* EXERCISE INPUT
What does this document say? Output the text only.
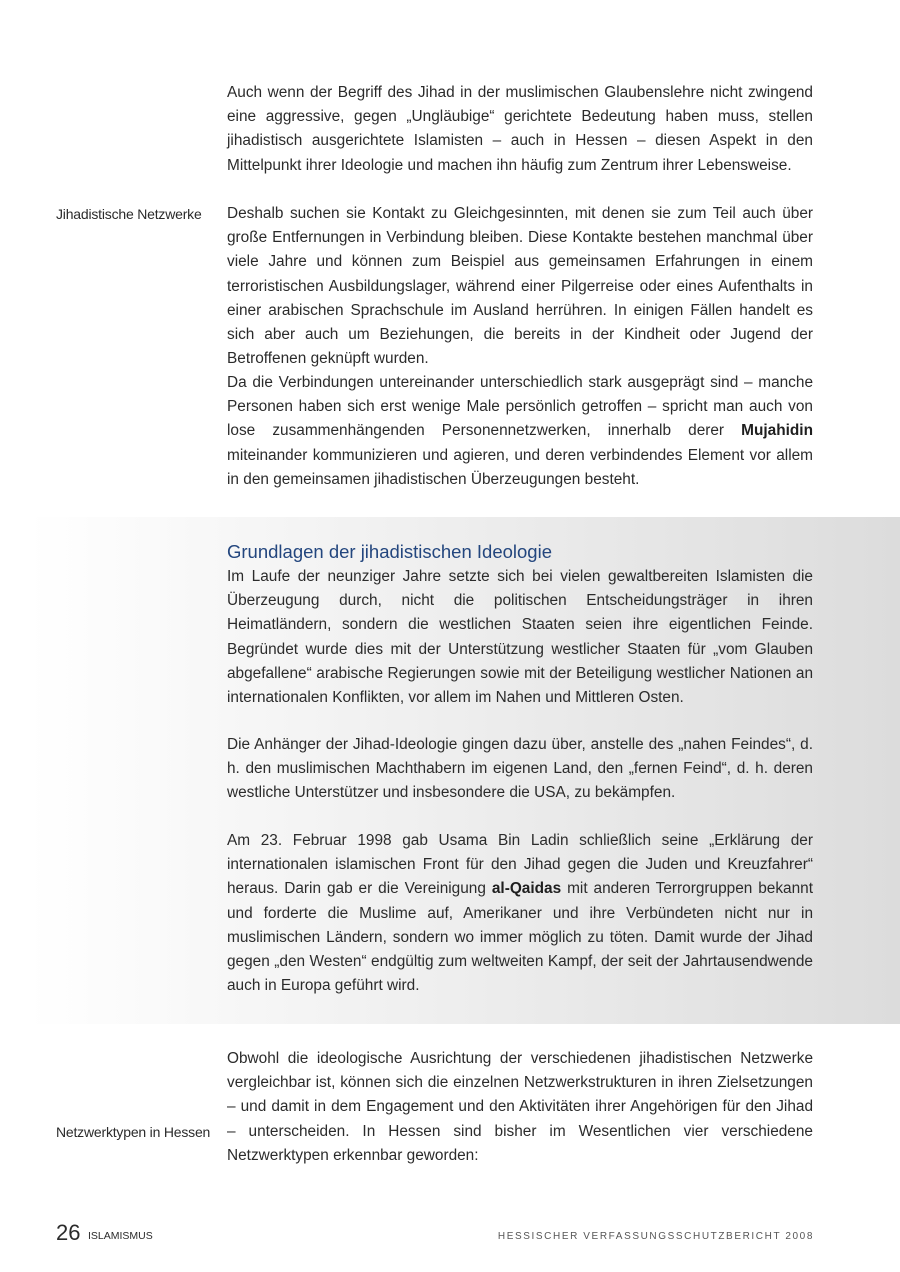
Auch wenn der Begriff des Jihad in der muslimischen Glaubenslehre nicht zwingend eine aggressive, gegen „Ungläubige“ gerichtete Bedeutung haben muss, stellen jihadistisch ausgerichtete Islamisten – auch in Hessen – diesen Aspekt in den Mittelpunkt ihrer Ideologie und machen ihn häufig zum Zentrum ihrer Lebensweise.

Jihadistische Netzwerke Deshalb suchen sie Kontakt zu Gleichgesinnten, mit denen sie zum Teil auch über große Entfernungen in Verbindung bleiben. Diese Kontakte bestehen manchmal über viele Jahre und können zum Beispiel aus gemeinsamen Erfahrungen in einem terroristischen Ausbildungslager, während einer Pilgerreise oder eines Aufenthalts in einer arabischen Sprachschule im Ausland herrühren. In einigen Fällen handelt es sich aber auch um Beziehungen, die bereits in der Kindheit oder Jugend der Betroffenen geknüpft wurden.

Da die Verbindungen untereinander unterschiedlich stark ausgeprägt sind – manche Personen haben sich erst wenige Male persönlich getroffen – spricht man auch von lose zusammenhängenden Personennetzwerken, innerhalb derer Mujahidin miteinander kommunizieren und agieren, und deren verbindendes Element vor allem in den gemeinsamen jihadistischen Überzeugungen besteht.

Grundlagen der jihadistischen Ideologie

Im Laufe der neunziger Jahre setzte sich bei vielen gewaltbereiten Islamisten die Überzeugung durch, nicht die politischen Entscheidungsträger in ihren Heimatländern, sondern die westlichen Staaten seien ihre eigentlichen Feinde. Begründet wurde dies mit der Unterstützung westlicher Staaten für „vom Glauben abgefallene“ arabische Regierungen sowie mit der Beteiligung westlicher Nationen an internationalen Konflikten, vor allem im Nahen und Mittleren Osten.

Die Anhänger der Jihad-Ideologie gingen dazu über, anstelle des „nahen Feindes“, d. h. den muslimischen Machthabern im eigenen Land, den „fernen Feind“, d. h. deren westliche Unterstützer und insbesondere die USA, zu bekämpfen.

Am 23. Februar 1998 gab Usama Bin Ladin schließlich seine „Erklärung der internationalen islamischen Front für den Jihad gegen die Juden und Kreuzfahrer“ heraus. Darin gab er die Vereinigung al-Qaidas mit anderen Terrorgruppen bekannt und forderte die Muslime auf, Amerikaner und ihre Verbündeten nicht nur in muslimischen Ländern, sondern wo immer möglich zu töten. Damit wurde der Jihad gegen „den Westen“ endgültig zum weltweiten Kampf, der seit der Jahrtausendwende auch in Europa geführt wird.

Obwohl die ideologische Ausrichtung der verschiedenen jihadistischen Netzwerke vergleichbar ist, können sich die einzelnen Netzwerkstrukturen in ihren Zielsetzungen – und damit in dem Engagement und den Aktivitäten ihrer Angehörigen für den Jihad – unterscheiden. In Hessen sind bisher im Wesentlichen vier verschiedene Netzwerktypen erkennbar geworden:

Netzwerktypen in Hessen

26 ISLAMISMUS	HESSISCHER VERFASSUNGSSCHUTZBERICHT 2008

* TASK TO COMPLETE
Copy each line above precisely, dropping the pictures.

* WRITTEN REPLY
What does this document say? Output the text only.
Auch wenn der Begriff des Jihad in der muslimischen Glaubenslehre nicht zwingend eine aggressive, gegen „Ungläubige“ gerichtete Bedeutung haben muss, stellen jihadistisch ausgerichtete Islamisten – auch in Hessen – diesen Aspekt in den Mittelpunkt ihrer Ideologie und machen ihn häufig zum Zentrum ihrer Lebensweise.

Jihadistische Netzwerke Deshalb suchen sie Kontakt zu Gleichgesinnten, mit denen sie zum Teil auch über große Entfernungen in Verbindung bleiben. Diese Kontakte bestehen manchmal über viele Jahre und können zum Beispiel aus gemeinsamen Erfahrungen in einem terroristischen Ausbildungslager, während einer Pilgerreise oder eines Aufenthalts in einer arabischen Sprachschule im Ausland herrühren. In einigen Fällen handelt es sich aber auch um Beziehungen, die bereits in der Kindheit oder Jugend der Betroffenen geknüpft wurden.

Da die Verbindungen untereinander unterschiedlich stark ausgeprägt sind – manche Personen haben sich erst wenige Male persönlich getroffen – spricht man auch von lose zusammenhängenden Personennetzwerken, innerhalb derer Mujahidin miteinander kommunizieren und agieren, und deren verbindendes Element vor allem in den gemeinsamen jihadistischen Überzeugungen besteht.

Grundlagen der jihadistischen Ideologie

Im Laufe der neunziger Jahre setzte sich bei vielen gewaltbereiten Islamisten die Überzeugung durch, nicht die politischen Entscheidungsträger in ihren Heimatländern, sondern die westlichen Staaten seien ihre eigentlichen Feinde. Begründet wurde dies mit der Unterstützung westlicher Staaten für „vom Glauben abgefallene“ arabische Regierungen sowie mit der Beteiligung westlicher Nationen an internationalen Konflikten, vor allem im Nahen und Mittleren Osten.

Die Anhänger der Jihad-Ideologie gingen dazu über, anstelle des „nahen Feindes“, d. h. den muslimischen Machthabern im eigenen Land, den „fernen Feind“, d. h. deren westliche Unterstützer und insbesondere die USA, zu bekämpfen.

Am 23. Februar 1998 gab Usama Bin Ladin schließlich seine „Erklärung der internationalen islamischen Front für den Jihad gegen die Juden und Kreuzfahrer“ heraus. Darin gab er die Vereinigung al-Qaidas mit anderen Terrorgruppen bekannt und forderte die Muslime auf, Amerikaner und ihre Verbündeten nicht nur in muslimischen Ländern, sondern wo immer möglich zu töten. Damit wurde der Jihad gegen „den Westen“ endgültig zum weltweiten Kampf, der seit der Jahrtausendwende auch in Europa geführt wird.

Obwohl die ideologische Ausrichtung der verschiedenen jihadistischen Netzwerke vergleichbar ist, können sich die einzelnen Netzwerkstrukturen in ihren Zielsetzungen – und damit in dem Engagement und den Aktivitäten ihrer Angehörigen für den Jihad – unterscheiden. In Hessen sind bisher im Wesentlichen vier verschiedene Netzwerktypen erkennbar geworden:

Netzwerktypen in Hessen

26 ISLAMISMUS	HESSISCHER VERFASSUNGSSCHUTZBERICHT 2008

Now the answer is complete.